**Task description:**
Can the data below be echoed back word for word?

********************

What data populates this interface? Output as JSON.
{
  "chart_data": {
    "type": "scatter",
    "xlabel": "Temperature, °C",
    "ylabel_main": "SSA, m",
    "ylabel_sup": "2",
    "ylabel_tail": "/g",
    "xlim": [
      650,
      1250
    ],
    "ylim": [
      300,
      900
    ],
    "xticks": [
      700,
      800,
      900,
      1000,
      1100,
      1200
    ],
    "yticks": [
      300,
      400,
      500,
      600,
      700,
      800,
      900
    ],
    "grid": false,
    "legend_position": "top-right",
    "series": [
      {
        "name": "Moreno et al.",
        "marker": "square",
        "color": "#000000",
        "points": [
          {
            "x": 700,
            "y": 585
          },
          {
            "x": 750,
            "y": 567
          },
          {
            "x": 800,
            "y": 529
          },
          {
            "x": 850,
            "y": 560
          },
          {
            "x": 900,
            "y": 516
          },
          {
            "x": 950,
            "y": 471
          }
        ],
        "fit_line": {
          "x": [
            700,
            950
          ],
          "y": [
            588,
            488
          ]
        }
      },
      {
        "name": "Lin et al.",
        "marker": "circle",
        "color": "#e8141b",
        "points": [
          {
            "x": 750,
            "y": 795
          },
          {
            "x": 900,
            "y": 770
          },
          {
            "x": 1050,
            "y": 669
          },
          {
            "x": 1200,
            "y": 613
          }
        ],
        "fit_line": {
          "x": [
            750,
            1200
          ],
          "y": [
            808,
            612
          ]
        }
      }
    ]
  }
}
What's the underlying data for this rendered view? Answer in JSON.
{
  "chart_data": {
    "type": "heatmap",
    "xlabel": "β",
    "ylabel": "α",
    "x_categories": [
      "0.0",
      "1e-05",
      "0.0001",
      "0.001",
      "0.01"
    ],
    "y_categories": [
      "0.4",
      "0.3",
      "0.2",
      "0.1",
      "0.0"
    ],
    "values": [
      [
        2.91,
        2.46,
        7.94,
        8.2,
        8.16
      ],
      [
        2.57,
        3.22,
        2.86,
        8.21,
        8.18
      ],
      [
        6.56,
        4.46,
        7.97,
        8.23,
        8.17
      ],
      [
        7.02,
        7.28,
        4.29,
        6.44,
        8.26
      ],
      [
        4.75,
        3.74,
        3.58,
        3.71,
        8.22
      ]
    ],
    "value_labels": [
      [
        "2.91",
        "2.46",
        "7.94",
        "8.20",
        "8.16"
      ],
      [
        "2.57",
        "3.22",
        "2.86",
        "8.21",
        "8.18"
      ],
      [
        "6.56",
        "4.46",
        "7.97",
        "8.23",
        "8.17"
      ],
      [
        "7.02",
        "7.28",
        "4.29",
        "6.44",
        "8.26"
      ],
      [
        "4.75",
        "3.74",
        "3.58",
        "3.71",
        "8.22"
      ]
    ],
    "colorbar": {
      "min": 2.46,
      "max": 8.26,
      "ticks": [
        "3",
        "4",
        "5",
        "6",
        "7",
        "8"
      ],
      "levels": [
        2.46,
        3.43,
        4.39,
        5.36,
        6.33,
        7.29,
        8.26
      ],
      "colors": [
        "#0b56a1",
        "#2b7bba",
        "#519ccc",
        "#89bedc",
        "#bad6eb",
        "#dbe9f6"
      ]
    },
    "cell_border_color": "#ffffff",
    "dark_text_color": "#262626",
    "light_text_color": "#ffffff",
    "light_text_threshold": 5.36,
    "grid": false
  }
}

********************

**Reply to the task:**
What data populates this interface? Output as JSON.
{
  "chart_data": {
    "type": "scatter",
    "xlabel": "Temperature, °C",
    "ylabel_main": "SSA, m",
    "ylabel_sup": "2",
    "ylabel_tail": "/g",
    "xlim": [
      650,
      1250
    ],
    "ylim": [
      300,
      900
    ],
    "xticks": [
      700,
      800,
      900,
      1000,
      1100,
      1200
    ],
    "yticks": [
      300,
      400,
      500,
      600,
      700,
      800,
      900
    ],
    "grid": false,
    "legend_position": "top-right",
    "series": [
      {
        "name": "Moreno et al.",
        "marker": "square",
        "color": "#000000",
        "points": [
          {
            "x": 700,
            "y": 585
          },
          {
            "x": 750,
            "y": 567
          },
          {
            "x": 800,
            "y": 529
          },
          {
            "x": 850,
            "y": 560
          },
          {
            "x": 900,
            "y": 516
          },
          {
            "x": 950,
            "y": 471
          }
        ],
        "fit_line": {
          "x": [
            700,
            950
          ],
          "y": [
            588,
            488
          ]
        }
      },
      {
        "name": "Lin et al.",
        "marker": "circle",
        "color": "#e8141b",
        "points": [
          {
            "x": 750,
            "y": 795
          },
          {
            "x": 900,
            "y": 770
          },
          {
            "x": 1050,
            "y": 669
          },
          {
            "x": 1200,
            "y": 613
          }
        ],
        "fit_line": {
          "x": [
            750,
            1200
          ],
          "y": [
            808,
            612
          ]
        }
      }
    ]
  }
}
What's the underlying data for this rendered view? Answer in JSON.
{
  "chart_data": {
    "type": "heatmap",
    "xlabel": "β",
    "ylabel": "α",
    "x_categories": [
      "0.0",
      "1e-05",
      "0.0001",
      "0.001",
      "0.01"
    ],
    "y_categories": [
      "0.4",
      "0.3",
      "0.2",
      "0.1",
      "0.0"
    ],
    "values": [
      [
        2.91,
        2.46,
        7.94,
        8.2,
        8.16
      ],
      [
        2.57,
        3.22,
        2.86,
        8.21,
        8.18
      ],
      [
        6.56,
        4.46,
        7.97,
        8.23,
        8.17
      ],
      [
        7.02,
        7.28,
        4.29,
        6.44,
        8.26
      ],
      [
        4.75,
        3.74,
        3.58,
        3.71,
        8.22
      ]
    ],
    "value_labels": [
      [
        "2.91",
        "2.46",
        "7.94",
        "8.20",
        "8.16"
      ],
      [
        "2.57",
        "3.22",
        "2.86",
        "8.21",
        "8.18"
      ],
      [
        "6.56",
        "4.46",
        "7.97",
        "8.23",
        "8.17"
      ],
      [
        "7.02",
        "7.28",
        "4.29",
        "6.44",
        "8.26"
      ],
      [
        "4.75",
        "3.74",
        "3.58",
        "3.71",
        "8.22"
      ]
    ],
    "colorbar": {
      "min": 2.46,
      "max": 8.26,
      "ticks": [
        "3",
        "4",
        "5",
        "6",
        "7",
        "8"
      ],
      "levels": [
        2.46,
        3.43,
        4.39,
        5.36,
        6.33,
        7.29,
        8.26
      ],
      "colors": [
        "#0b56a1",
        "#2b7bba",
        "#519ccc",
        "#89bedc",
        "#bad6eb",
        "#dbe9f6"
      ]
    },
    "cell_border_color": "#ffffff",
    "dark_text_color": "#262626",
    "light_text_color": "#ffffff",
    "light_text_threshold": 5.36,
    "grid": false
  }
}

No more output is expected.